■ Given passage:
= = = = =

- Born: Noel Edward Parmentel Jr. June 26, 1926 New Orleans, Louisiana, U.S.
- Died: August 31, 2024 (aged 98) West Haven, Connecticut, U.S.
- Education: Tulane University
- Occupation: Essayist
- Spouse: Peggy O'Neill (divorced)
- Partner: Vivian Sorvall
- Children: 1
- Writing career
- Subject: Politics

= Noel Parmentel =

American writer (1926–2024)

Noel Edward Parmentel Jr. (June 21, 1926 – August 31, 2024) was an American writer who was a leading figure on the New York political journalism, literary, and cultural scene during the 20th century. He was known for criticizing political figures on the left and right that he considered "phonies". He was credited with introducing a much-quoted question about Richard Nixon: "Would you buy a used car from this man?" He wrote for publications such as The Nation, National Review and Esquire. Parmentel mentored writers such as John Gregory Dunne and Joan Didion. He collaborated on films with Norman Mailer and Richard Leacock and advised Mailer to run for mayor of New York City in 1969.

==Background and career==
Born in 1926 in the Algiers section of New Orleans, Parmentel attended Tulane University after World War II service in the US Marine Corps, and moved to New York City in the 1950s. There, he quickly became a prominent fixture in literary circles and in political journalism, "the tall, shambling New Orleans freelance pundit," known for his witty essays, usually targeting those he considered "phonies," be they of the left or the right. "Anyone who knew anything about New York then knew Noel," wrote Dan Wakefield in New York in the Fifties, describing Parmentel's making "a fine art of the ethnic insult," dining out on his "reputation for outrageousness," and savaging the right in The Nation, the left in National Review, and both in Esquire. He was "a respecter of no race or tradition or station," his style "that of an axe-murderer, albeit a funny one," in the words of his early protégé John Gregory Dunne; William F. Buckley Jr., wrote admiringly of Parmentel's "vituperative art." In the New York of the day, though "phonies" were proportionately distributed among the political classes, the left was more numerous than the right; Parmentel thus had the reputation in some circles of being an arch-conservative, though he described himself as a "reactionary individualist". (Carey McWilliams, editor of The Nation, credited Parmentel with introducing the much-quoted line about Richard Nixon, "Would You Buy a Used Car From This Man?".) Those he respected as not "phonies" included such varied figures as the sociologist C. Wright Mills, the politician Adam Clayton Powell Jr., the Tammany Hall boss Carmine DeSapio, and Father James Harold Flye, mentor of James Agee.

= = = = =

■ Data provided:
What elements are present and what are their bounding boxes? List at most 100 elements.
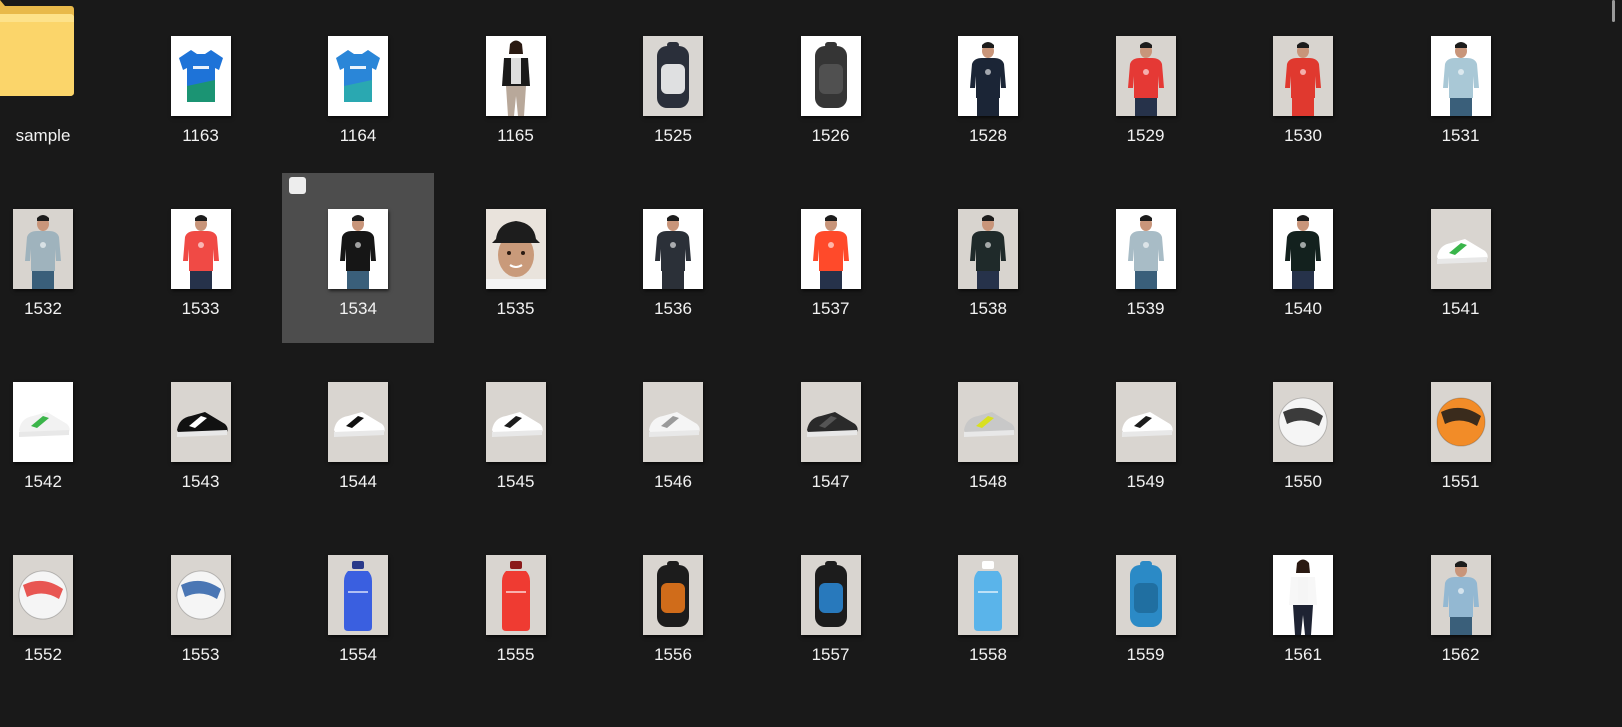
file-item[interactable]: 1535 [440,173,592,343]
file-name: 1542 [24,472,62,491]
thumbnail-image [1273,36,1333,116]
file-name: 1544 [339,472,377,491]
file-item[interactable]: 1549 [1070,346,1222,516]
file-item[interactable]: 1561 [1227,519,1379,689]
file-item[interactable]: 1562 [1385,519,1537,689]
file-item[interactable]: 1532 [0,173,119,343]
file-name: 1555 [496,645,535,664]
file-name: 1551 [1441,472,1480,491]
file-item[interactable]: 1540 [1227,173,1379,343]
scrollbar-thumb[interactable] [1612,0,1615,22]
thumbnail-image [958,555,1018,635]
thumbnail-image [328,382,388,462]
file-item[interactable]: 1530 [1227,0,1379,170]
thumbnail-image [800,555,861,635]
thumbnail-image [643,382,703,462]
file-name: 1539 [1126,299,1165,318]
thumbnail-image [1273,555,1333,635]
thumbnail-image [958,209,1018,289]
thumbnail-image [170,555,231,635]
file-item[interactable]: 1533 [125,173,277,343]
file-name: 1562 [1441,645,1480,664]
thumbnail-image [1430,36,1491,116]
thumbnail-image [170,36,231,116]
file-item[interactable]: 1531 [1385,0,1537,170]
thumbnail-image [1430,209,1491,289]
file-item[interactable]: 1544 [282,346,434,516]
thumbnail-image [485,209,546,289]
file-item[interactable]: 1552 [0,519,119,689]
thumbnail-image [328,555,388,635]
file-item[interactable]: 1538 [912,173,1064,343]
thumbnail-image [958,382,1018,462]
file-item[interactable]: 1550 [1227,346,1379,516]
file-name: 1559 [1126,645,1165,664]
file-name: 1561 [1284,645,1322,664]
thumbnail-image [13,209,73,289]
file-item[interactable]: 1543 [125,346,277,516]
file-item[interactable]: 1545 [440,346,592,516]
file-name: 1548 [969,472,1007,491]
file-item[interactable]: 1554 [282,519,434,689]
file-name: 1547 [811,472,850,491]
file-item[interactable]: 1528 [912,0,1064,170]
thumbnail-image [485,382,546,462]
thumbnail-image [1115,382,1176,462]
thumbnail-image [1115,36,1176,116]
file-item[interactable]: 1542 [0,346,119,516]
folder-icon [0,0,75,100]
file-item[interactable]: 1559 [1070,519,1222,689]
file-item[interactable]: 1536 [597,173,749,343]
file-name: 1532 [24,299,62,318]
file-item[interactable]: 1551 [1385,346,1537,516]
file-name: 1535 [496,299,535,318]
file-item[interactable]: 1548 [912,346,1064,516]
thumbnail-image [170,382,231,462]
thumbnail-image [958,36,1018,116]
file-item[interactable]: 1165 [440,0,592,170]
file-item[interactable]: 1541 [1385,173,1537,343]
file-item[interactable]: 1537 [755,173,907,343]
thumbnail-image [13,555,73,635]
file-item[interactable]: 1534 [282,173,434,343]
folder-item-sample[interactable]: sample [0,0,119,170]
file-name: 1533 [181,299,220,318]
file-item[interactable]: 1553 [125,519,277,689]
vertical-scrollbar[interactable] [1600,0,1622,727]
file-item[interactable]: 1539 [1070,173,1222,343]
select-checkbox[interactable] [289,177,306,194]
thumbnail-image [800,36,861,116]
file-name: 1528 [969,126,1007,145]
file-name: 1164 [339,126,377,145]
file-name: 1553 [181,645,220,664]
file-name: 1163 [182,126,219,145]
thumbnail-image [1273,209,1333,289]
thumbnail-image [643,36,703,116]
file-item[interactable]: 1547 [755,346,907,516]
file-item[interactable]: 1546 [597,346,749,516]
file-item[interactable]: 1557 [755,519,907,689]
file-item[interactable]: 1558 [912,519,1064,689]
file-name: 1531 [1441,126,1480,145]
file-name: 1165 [497,126,534,145]
file-name: 1536 [654,299,692,318]
file-item[interactable]: 1525 [597,0,749,170]
thumbnail-image [1430,555,1491,635]
file-name: 1538 [969,299,1007,318]
file-name: 1557 [811,645,850,664]
file-name: 1525 [654,126,692,145]
file-item[interactable]: 1555 [440,519,592,689]
file-item[interactable]: 1164 [282,0,434,170]
thumbnail-image [800,382,861,462]
file-item[interactable]: 1556 [597,519,749,689]
file-name: sample [15,126,71,145]
file-item[interactable]: 1526 [755,0,907,170]
thumbnail-image [643,209,703,289]
file-name: 1541 [1441,299,1480,318]
file-item[interactable]: 1163 [125,0,277,170]
file-name: 1534 [339,299,377,318]
thumbnail-image [1430,382,1491,462]
thumbnail-image [13,382,73,462]
file-item[interactable]: 1529 [1070,0,1222,170]
file-name: 1550 [1284,472,1322,491]
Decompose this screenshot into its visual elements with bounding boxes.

= = = = =

■ Set of tasks:
1. In the Noel Parmentel article, who credited Parmentel with introducing the line about Richard Nixon and a used car?
2. List every row that contains the word "bounding".

■ The replies:
1. Carey McWilliams, editor of The Nation.

2.
What elements are present and what are their bounding boxes? List at most 100 elements.
Decompose this screenshot into its visual elements with bounding boxes.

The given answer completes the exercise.